- [Direction] Exactly as they appear, output all of the entries.

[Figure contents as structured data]
=-=-=-=-=

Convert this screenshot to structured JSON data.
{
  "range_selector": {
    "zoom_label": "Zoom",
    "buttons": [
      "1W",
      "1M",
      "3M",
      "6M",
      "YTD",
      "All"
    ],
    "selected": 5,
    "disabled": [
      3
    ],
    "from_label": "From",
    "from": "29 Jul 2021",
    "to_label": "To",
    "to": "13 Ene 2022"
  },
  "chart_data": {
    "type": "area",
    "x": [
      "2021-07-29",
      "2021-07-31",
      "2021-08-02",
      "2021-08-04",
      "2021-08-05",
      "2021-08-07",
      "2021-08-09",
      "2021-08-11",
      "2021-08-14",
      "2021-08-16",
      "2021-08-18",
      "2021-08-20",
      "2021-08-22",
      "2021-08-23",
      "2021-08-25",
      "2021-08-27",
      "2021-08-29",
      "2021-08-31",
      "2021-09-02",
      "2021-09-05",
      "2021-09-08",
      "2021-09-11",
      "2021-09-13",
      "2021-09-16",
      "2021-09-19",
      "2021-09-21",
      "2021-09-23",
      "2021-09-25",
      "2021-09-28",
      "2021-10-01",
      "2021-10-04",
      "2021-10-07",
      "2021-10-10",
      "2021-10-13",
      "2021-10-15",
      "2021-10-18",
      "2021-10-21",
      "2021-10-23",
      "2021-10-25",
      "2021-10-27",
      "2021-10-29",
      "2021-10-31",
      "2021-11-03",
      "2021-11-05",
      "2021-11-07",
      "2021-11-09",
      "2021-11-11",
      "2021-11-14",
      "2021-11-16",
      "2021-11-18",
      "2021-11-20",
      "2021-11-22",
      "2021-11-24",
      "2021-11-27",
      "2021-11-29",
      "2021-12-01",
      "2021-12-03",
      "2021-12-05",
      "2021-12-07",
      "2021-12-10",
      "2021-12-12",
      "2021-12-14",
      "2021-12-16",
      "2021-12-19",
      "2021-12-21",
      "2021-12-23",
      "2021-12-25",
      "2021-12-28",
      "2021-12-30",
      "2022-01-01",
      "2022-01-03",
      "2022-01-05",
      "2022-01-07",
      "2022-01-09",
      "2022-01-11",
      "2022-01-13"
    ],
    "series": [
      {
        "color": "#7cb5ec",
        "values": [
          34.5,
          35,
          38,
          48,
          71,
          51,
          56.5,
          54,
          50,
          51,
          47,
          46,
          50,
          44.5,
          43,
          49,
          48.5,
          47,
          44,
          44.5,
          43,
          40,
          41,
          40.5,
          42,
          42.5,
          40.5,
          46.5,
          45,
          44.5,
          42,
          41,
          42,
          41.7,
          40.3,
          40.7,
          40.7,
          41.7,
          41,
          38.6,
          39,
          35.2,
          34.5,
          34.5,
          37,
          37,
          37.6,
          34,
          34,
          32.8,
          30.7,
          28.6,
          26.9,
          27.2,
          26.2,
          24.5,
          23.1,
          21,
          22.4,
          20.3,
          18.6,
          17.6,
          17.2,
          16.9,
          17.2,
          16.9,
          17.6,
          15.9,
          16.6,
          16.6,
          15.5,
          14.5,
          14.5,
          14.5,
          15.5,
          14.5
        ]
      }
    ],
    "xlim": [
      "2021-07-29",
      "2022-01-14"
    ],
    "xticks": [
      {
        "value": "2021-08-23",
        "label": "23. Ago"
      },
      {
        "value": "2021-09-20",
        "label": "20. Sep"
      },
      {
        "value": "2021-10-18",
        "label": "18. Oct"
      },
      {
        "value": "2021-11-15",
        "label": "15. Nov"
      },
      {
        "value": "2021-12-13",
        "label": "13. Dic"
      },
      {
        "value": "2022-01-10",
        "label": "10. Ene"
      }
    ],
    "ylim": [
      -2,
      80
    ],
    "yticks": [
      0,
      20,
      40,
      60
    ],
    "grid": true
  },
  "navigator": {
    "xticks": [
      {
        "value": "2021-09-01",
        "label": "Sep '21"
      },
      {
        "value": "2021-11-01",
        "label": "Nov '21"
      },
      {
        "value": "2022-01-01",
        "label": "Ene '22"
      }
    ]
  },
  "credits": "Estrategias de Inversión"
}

=-=-=-=-=

- [Worked solution]
Convert this screenshot to structured JSON data.
{
  "range_selector": {
    "zoom_label": "Zoom",
    "buttons": [
      "1W",
      "1M",
      "3M",
      "6M",
      "YTD",
      "All"
    ],
    "selected": 5,
    "disabled": [
      3
    ],
    "from_label": "From",
    "from": "29 Jul 2021",
    "to_label": "To",
    "to": "13 Ene 2022"
  },
  "chart_data": {
    "type": "area",
    "x": [
      "2021-07-29",
      "2021-07-31",
      "2021-08-02",
      "2021-08-04",
      "2021-08-05",
      "2021-08-07",
      "2021-08-09",
      "2021-08-11",
      "2021-08-14",
      "2021-08-16",
      "2021-08-18",
      "2021-08-20",
      "2021-08-22",
      "2021-08-23",
      "2021-08-25",
      "2021-08-27",
      "2021-08-29",
      "2021-08-31",
      "2021-09-02",
      "2021-09-05",
      "2021-09-08",
      "2021-09-11",
      "2021-09-13",
      "2021-09-16",
      "2021-09-19",
      "2021-09-21",
      "2021-09-23",
      "2021-09-25",
      "2021-09-28",
      "2021-10-01",
      "2021-10-04",
      "2021-10-07",
      "2021-10-10",
      "2021-10-13",
      "2021-10-15",
      "2021-10-18",
      "2021-10-21",
      "2021-10-23",
      "2021-10-25",
      "2021-10-27",
      "2021-10-29",
      "2021-10-31",
      "2021-11-03",
      "2021-11-05",
      "2021-11-07",
      "2021-11-09",
      "2021-11-11",
      "2021-11-14",
      "2021-11-16",
      "2021-11-18",
      "2021-11-20",
      "2021-11-22",
      "2021-11-24",
      "2021-11-27",
      "2021-11-29",
      "2021-12-01",
      "2021-12-03",
      "2021-12-05",
      "2021-12-07",
      "2021-12-10",
      "2021-12-12",
      "2021-12-14",
      "2021-12-16",
      "2021-12-19",
      "2021-12-21",
      "2021-12-23",
      "2021-12-25",
      "2021-12-28",
      "2021-12-30",
      "2022-01-01",
      "2022-01-03",
      "2022-01-05",
      "2022-01-07",
      "2022-01-09",
      "2022-01-11",
      "2022-01-13"
    ],
    "series": [
      {
        "color": "#7cb5ec",
        "values": [
          34.5,
          35,
          38,
          48,
          71,
          51,
          56.5,
          54,
          50,
          51,
          47,
          46,
          50,
          44.5,
          43,
          49,
          48.5,
          47,
          44,
          44.5,
          43,
          40,
          41,
          40.5,
          42,
          42.5,
          40.5,
          46.5,
          45,
          44.5,
          42,
          41,
          42,
          41.7,
          40.3,
          40.7,
          40.7,
          41.7,
          41,
          38.6,
          39,
          35.2,
          34.5,
          34.5,
          37,
          37,
          37.6,
          34,
          34,
          32.8,
          30.7,
          28.6,
          26.9,
          27.2,
          26.2,
          24.5,
          23.1,
          21,
          22.4,
          20.3,
          18.6,
          17.6,
          17.2,
          16.9,
          17.2,
          16.9,
          17.6,
          15.9,
          16.6,
          16.6,
          15.5,
          14.5,
          14.5,
          14.5,
          15.5,
          14.5
        ]
      }
    ],
    "xlim": [
      "2021-07-29",
      "2022-01-14"
    ],
    "xticks": [
      {
        "value": "2021-08-23",
        "label": "23. Ago"
      },
      {
        "value": "2021-09-20",
        "label": "20. Sep"
      },
      {
        "value": "2021-10-18",
        "label": "18. Oct"
      },
      {
        "value": "2021-11-15",
        "label": "15. Nov"
      },
      {
        "value": "2021-12-13",
        "label": "13. Dic"
      },
      {
        "value": "2022-01-10",
        "label": "10. Ene"
      }
    ],
    "ylim": [
      -2,
      80
    ],
    "yticks": [
      0,
      20,
      40,
      60
    ],
    "grid": true
  },
  "navigator": {
    "xticks": [
      {
        "value": "2021-09-01",
        "label": "Sep '21"
      },
      {
        "value": "2021-11-01",
        "label": "Nov '21"
      },
      {
        "value": "2022-01-01",
        "label": "Ene '22"
      }
    ]
  },
  "credits": "Estrategias de Inversión"
}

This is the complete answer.